YOUR INSTRUCTIONS: Check each line of the data below for the word "JSON", then extract the ones that have it.

WORKING DATA:
*-*-*

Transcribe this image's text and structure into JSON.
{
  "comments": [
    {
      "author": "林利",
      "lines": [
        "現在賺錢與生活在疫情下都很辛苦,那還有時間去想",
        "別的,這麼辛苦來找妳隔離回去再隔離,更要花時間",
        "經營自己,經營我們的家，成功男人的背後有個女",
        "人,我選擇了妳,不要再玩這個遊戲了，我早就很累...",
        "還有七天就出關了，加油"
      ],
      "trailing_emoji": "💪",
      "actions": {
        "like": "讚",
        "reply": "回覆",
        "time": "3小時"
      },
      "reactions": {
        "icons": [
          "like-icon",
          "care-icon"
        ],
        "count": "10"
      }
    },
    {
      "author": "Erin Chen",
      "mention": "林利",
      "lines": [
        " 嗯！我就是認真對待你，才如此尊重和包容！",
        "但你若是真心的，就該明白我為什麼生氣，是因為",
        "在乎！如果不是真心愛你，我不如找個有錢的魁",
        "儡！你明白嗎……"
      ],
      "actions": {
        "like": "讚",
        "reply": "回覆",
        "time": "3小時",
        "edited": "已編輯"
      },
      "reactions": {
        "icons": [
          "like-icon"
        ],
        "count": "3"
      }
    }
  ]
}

*-*-*

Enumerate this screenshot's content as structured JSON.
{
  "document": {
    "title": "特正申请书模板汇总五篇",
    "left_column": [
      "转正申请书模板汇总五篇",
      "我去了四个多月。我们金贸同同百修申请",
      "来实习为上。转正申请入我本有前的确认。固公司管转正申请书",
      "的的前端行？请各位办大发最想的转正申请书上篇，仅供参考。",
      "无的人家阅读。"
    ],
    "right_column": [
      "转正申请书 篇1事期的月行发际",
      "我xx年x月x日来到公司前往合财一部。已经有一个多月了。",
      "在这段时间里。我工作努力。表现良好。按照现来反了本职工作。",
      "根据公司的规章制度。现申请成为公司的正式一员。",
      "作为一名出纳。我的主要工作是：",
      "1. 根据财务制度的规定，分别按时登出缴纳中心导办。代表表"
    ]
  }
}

*-*-*

FULL RESPONSE:
Transcribe this image's text and structure into JSON.
Enumerate this screenshot's content as structured JSON.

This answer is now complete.